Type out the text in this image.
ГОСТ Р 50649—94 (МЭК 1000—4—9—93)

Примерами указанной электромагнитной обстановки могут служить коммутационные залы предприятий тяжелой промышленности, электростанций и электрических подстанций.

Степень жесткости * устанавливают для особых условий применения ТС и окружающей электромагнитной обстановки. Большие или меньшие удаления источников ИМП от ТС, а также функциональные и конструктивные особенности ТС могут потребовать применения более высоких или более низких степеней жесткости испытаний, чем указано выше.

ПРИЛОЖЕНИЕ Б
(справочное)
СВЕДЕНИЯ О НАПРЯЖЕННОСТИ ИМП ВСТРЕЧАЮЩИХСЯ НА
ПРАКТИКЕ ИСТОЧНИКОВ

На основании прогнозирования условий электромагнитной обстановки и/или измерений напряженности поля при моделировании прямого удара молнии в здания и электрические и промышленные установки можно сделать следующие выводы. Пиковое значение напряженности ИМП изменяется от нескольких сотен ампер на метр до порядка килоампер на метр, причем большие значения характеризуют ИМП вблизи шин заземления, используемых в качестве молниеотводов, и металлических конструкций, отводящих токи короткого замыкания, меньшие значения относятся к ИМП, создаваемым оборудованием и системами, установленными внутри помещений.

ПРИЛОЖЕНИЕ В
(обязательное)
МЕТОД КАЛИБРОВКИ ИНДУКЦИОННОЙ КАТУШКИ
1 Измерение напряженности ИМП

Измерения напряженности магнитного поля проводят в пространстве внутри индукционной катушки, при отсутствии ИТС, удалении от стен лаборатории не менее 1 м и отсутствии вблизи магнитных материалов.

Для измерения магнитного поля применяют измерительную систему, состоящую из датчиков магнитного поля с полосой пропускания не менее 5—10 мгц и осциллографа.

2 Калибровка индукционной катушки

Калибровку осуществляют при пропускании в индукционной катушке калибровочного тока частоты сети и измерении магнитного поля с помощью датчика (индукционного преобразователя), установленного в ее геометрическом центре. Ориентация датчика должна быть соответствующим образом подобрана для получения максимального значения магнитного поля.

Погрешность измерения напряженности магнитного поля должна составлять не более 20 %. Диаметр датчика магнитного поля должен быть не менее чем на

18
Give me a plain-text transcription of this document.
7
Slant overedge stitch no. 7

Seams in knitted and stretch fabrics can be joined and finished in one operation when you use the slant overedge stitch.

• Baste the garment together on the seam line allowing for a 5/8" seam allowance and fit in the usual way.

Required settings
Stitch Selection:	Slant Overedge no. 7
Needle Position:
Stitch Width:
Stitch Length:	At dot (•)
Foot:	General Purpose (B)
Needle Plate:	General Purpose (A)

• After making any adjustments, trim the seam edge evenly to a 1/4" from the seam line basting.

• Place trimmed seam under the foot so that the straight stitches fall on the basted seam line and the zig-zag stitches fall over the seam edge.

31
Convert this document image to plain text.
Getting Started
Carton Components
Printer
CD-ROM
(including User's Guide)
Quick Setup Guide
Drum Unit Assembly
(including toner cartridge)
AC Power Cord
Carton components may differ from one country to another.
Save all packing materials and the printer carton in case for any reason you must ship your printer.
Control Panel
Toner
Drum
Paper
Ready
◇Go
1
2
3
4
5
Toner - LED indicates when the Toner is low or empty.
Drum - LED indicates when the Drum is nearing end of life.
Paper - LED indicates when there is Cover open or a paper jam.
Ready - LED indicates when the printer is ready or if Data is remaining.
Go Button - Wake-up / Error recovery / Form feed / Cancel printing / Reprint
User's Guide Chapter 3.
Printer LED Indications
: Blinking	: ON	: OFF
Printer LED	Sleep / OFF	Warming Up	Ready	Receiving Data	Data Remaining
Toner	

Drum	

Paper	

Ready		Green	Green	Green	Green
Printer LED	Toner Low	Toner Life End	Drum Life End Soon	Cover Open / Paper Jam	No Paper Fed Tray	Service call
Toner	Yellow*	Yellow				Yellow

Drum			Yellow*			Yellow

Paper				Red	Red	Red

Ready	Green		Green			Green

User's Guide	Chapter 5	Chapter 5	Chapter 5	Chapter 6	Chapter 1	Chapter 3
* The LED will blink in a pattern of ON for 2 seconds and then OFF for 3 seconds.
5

....

In the lines above, find each one with "image" and list it.

Type out the text in this image.
Convert this document image to plain text.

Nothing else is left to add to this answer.